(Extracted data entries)
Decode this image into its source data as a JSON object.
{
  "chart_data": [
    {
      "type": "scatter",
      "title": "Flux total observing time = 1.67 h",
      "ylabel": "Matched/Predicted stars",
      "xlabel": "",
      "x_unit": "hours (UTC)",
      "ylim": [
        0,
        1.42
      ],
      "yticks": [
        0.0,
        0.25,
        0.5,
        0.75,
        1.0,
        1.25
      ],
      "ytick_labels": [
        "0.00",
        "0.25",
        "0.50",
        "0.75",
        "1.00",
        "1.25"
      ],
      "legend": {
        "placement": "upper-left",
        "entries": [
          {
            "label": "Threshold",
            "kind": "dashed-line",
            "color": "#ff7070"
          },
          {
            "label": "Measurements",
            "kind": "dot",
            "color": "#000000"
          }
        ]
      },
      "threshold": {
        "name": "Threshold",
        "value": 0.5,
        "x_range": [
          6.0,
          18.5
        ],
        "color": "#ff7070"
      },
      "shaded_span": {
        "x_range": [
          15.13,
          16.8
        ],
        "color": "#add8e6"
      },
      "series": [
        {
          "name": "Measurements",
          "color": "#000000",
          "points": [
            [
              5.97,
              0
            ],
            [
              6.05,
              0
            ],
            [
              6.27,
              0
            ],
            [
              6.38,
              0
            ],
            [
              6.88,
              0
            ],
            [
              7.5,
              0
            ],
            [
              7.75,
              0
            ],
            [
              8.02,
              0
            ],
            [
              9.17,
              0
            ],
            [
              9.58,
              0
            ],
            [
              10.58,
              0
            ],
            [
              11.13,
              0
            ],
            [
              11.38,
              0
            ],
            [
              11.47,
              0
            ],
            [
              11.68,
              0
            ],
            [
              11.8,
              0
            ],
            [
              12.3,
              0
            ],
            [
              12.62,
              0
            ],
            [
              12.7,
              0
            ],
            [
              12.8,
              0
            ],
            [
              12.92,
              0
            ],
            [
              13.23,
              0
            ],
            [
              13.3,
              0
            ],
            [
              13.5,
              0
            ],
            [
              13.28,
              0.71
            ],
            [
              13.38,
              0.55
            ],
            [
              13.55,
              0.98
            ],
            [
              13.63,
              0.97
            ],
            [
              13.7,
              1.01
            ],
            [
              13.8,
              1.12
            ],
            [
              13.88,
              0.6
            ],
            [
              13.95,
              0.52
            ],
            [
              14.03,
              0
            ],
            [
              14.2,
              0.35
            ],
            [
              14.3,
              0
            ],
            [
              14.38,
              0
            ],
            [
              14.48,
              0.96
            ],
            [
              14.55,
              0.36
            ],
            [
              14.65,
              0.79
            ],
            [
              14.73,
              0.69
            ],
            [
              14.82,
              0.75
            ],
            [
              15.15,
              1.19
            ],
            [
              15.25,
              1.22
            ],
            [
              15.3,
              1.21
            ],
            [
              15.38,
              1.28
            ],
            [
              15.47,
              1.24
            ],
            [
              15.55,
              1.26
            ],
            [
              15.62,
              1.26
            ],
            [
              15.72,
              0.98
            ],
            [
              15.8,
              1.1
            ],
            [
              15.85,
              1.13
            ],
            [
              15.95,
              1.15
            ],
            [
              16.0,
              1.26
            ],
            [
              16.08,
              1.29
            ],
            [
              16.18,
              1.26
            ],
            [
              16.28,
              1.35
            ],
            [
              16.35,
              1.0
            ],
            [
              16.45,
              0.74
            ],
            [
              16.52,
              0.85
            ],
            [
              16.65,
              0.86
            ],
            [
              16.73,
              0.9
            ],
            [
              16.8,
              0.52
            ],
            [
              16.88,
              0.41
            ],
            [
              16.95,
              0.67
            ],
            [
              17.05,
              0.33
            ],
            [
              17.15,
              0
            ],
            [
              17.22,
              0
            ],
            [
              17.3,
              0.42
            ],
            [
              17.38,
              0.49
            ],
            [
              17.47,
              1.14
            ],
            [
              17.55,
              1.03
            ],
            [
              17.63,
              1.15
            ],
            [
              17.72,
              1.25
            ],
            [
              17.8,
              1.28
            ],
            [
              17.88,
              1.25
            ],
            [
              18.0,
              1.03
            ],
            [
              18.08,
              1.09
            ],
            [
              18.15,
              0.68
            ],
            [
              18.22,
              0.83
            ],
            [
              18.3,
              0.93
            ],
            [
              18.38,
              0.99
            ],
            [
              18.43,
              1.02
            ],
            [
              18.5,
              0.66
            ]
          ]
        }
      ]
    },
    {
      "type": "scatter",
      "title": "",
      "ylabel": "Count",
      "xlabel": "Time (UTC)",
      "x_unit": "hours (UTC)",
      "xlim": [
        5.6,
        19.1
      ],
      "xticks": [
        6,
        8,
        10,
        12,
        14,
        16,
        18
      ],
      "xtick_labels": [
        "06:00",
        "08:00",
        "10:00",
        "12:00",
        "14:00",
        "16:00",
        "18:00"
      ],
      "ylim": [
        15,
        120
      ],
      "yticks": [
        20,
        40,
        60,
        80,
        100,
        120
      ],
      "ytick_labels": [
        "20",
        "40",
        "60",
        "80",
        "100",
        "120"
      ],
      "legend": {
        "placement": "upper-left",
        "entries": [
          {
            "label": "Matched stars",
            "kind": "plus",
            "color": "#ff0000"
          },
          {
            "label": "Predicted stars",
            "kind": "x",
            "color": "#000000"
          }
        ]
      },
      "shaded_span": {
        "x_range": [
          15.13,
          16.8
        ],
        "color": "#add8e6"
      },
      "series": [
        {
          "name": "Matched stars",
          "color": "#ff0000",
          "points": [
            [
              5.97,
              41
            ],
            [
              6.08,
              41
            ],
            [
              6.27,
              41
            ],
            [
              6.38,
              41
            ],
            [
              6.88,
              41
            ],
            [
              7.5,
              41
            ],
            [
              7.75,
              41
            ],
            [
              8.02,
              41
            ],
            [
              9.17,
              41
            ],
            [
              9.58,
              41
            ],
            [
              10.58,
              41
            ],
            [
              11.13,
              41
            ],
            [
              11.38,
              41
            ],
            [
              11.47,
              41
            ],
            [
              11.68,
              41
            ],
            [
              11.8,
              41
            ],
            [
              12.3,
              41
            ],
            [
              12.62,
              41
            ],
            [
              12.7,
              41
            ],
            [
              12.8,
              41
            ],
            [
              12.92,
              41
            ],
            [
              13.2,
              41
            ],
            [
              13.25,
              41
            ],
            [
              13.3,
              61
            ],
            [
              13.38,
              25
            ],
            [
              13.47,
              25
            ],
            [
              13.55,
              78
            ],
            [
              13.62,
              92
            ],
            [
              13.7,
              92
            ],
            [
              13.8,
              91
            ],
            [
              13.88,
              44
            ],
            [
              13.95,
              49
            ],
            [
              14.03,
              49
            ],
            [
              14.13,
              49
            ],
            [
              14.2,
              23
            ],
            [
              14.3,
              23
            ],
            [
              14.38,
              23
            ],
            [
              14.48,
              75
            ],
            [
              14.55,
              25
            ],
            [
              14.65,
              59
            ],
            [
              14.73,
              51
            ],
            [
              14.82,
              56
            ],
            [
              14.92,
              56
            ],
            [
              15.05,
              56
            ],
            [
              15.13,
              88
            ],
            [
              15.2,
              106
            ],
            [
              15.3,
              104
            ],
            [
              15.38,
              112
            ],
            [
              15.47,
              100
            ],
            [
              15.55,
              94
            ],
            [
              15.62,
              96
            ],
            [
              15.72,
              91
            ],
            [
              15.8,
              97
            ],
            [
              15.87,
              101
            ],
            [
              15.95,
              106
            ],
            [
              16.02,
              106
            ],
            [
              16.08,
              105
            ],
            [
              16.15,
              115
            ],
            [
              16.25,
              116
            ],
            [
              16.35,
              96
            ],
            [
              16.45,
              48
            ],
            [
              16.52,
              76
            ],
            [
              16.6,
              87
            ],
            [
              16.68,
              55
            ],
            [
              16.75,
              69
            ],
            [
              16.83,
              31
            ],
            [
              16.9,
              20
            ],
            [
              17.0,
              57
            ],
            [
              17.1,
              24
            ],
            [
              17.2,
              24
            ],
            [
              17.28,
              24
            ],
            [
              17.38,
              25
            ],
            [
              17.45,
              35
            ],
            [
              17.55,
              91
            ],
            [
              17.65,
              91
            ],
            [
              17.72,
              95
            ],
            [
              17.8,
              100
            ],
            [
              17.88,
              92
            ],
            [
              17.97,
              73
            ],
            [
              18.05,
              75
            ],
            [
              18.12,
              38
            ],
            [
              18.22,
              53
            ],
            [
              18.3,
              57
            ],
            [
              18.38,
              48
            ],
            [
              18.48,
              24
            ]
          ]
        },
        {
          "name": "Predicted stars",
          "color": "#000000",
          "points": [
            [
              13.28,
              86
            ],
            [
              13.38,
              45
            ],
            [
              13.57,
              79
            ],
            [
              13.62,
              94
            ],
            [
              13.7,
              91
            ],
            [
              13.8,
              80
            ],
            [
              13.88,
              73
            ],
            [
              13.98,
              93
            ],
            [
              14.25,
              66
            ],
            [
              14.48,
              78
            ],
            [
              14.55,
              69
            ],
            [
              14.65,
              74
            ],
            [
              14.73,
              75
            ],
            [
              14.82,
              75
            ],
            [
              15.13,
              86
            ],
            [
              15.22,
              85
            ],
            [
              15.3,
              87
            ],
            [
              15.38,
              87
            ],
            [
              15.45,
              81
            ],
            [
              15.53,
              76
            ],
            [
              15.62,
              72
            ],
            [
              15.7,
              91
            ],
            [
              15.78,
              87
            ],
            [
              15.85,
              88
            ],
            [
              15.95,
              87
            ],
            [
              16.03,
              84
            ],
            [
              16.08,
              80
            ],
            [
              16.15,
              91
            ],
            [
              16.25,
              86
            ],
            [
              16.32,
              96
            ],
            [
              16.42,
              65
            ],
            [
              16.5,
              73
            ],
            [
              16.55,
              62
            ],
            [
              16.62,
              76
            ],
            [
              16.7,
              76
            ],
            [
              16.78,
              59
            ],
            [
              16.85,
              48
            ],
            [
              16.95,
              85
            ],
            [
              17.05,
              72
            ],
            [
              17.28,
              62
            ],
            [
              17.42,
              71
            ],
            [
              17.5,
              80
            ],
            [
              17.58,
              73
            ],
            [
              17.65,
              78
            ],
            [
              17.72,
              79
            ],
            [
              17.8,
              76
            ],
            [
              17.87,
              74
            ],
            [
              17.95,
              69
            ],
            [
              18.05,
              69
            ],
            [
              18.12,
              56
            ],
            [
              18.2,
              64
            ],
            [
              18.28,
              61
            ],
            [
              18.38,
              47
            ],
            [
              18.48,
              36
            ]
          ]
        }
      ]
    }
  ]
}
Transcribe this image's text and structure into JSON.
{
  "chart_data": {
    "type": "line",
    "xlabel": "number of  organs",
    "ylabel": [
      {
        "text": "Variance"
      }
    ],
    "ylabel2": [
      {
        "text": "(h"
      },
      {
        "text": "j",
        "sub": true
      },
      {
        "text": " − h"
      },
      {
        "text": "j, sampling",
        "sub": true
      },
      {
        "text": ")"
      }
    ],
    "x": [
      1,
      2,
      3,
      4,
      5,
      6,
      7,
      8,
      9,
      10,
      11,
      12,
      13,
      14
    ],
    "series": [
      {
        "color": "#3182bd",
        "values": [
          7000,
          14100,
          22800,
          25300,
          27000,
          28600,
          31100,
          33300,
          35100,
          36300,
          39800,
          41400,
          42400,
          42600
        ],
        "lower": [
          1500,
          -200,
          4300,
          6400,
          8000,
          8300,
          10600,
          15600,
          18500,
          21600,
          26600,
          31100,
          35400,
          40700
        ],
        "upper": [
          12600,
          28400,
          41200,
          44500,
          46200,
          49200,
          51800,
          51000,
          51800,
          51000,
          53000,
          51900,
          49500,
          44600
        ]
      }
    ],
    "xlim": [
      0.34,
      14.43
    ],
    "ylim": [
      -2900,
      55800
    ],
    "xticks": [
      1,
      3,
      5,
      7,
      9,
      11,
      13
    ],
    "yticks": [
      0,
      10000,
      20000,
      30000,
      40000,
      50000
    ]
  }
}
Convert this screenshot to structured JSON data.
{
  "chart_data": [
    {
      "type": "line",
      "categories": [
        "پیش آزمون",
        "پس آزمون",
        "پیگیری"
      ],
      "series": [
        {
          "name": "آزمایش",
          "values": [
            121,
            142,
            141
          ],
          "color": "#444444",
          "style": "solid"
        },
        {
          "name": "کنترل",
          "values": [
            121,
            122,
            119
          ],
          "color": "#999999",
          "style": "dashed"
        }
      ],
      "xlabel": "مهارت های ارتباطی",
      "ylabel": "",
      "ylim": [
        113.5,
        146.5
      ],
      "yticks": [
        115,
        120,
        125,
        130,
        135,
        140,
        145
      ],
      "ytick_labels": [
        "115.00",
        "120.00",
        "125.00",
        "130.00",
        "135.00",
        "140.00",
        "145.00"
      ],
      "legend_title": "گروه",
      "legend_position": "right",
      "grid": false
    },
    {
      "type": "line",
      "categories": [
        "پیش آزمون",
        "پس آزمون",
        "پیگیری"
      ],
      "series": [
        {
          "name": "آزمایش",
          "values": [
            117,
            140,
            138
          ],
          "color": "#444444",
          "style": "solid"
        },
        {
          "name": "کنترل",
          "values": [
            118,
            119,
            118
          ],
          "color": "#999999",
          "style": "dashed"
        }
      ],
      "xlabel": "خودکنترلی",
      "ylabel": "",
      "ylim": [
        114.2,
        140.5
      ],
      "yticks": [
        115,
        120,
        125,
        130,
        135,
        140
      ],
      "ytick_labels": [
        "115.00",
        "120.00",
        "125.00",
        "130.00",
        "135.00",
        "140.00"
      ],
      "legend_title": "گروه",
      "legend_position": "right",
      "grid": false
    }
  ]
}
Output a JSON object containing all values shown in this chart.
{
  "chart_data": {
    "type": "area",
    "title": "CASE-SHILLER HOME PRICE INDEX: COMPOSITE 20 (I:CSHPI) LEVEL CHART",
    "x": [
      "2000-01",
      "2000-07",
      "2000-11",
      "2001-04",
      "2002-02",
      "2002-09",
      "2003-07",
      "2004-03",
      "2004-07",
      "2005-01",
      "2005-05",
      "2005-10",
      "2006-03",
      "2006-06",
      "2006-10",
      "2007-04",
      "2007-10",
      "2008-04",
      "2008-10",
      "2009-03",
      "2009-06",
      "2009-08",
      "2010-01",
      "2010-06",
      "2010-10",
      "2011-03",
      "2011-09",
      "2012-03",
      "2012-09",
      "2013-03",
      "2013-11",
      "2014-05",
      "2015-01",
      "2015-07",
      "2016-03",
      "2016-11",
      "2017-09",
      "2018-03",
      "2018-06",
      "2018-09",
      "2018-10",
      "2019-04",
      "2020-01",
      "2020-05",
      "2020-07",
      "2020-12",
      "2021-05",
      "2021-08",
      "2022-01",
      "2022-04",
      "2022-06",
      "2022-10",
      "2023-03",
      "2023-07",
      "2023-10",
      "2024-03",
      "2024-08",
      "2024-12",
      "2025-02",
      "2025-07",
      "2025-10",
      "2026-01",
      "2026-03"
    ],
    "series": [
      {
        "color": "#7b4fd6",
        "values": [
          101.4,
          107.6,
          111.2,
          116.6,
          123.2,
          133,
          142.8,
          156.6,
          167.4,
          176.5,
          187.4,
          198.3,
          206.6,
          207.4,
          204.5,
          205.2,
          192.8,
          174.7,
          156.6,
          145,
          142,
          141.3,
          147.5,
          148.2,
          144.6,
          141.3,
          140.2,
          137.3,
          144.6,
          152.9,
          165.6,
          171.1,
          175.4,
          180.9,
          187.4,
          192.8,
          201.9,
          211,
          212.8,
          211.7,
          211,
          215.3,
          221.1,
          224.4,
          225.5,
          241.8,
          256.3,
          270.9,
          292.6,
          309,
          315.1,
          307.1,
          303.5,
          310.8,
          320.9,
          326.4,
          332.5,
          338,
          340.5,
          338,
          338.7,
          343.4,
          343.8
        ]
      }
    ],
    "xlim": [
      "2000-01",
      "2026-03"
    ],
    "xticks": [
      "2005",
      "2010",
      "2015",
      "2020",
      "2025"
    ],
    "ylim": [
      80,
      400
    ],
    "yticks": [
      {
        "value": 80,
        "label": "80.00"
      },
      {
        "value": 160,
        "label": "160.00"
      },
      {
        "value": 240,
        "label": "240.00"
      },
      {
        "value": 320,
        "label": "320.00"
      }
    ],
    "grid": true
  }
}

> [Stated exercise]
Search the listing for the word "kind". Copy every line in which it occurs.

> [Result]
            "kind": "dashed-line",
            "kind": "dot",
            "kind": "plus",
            "kind": "x",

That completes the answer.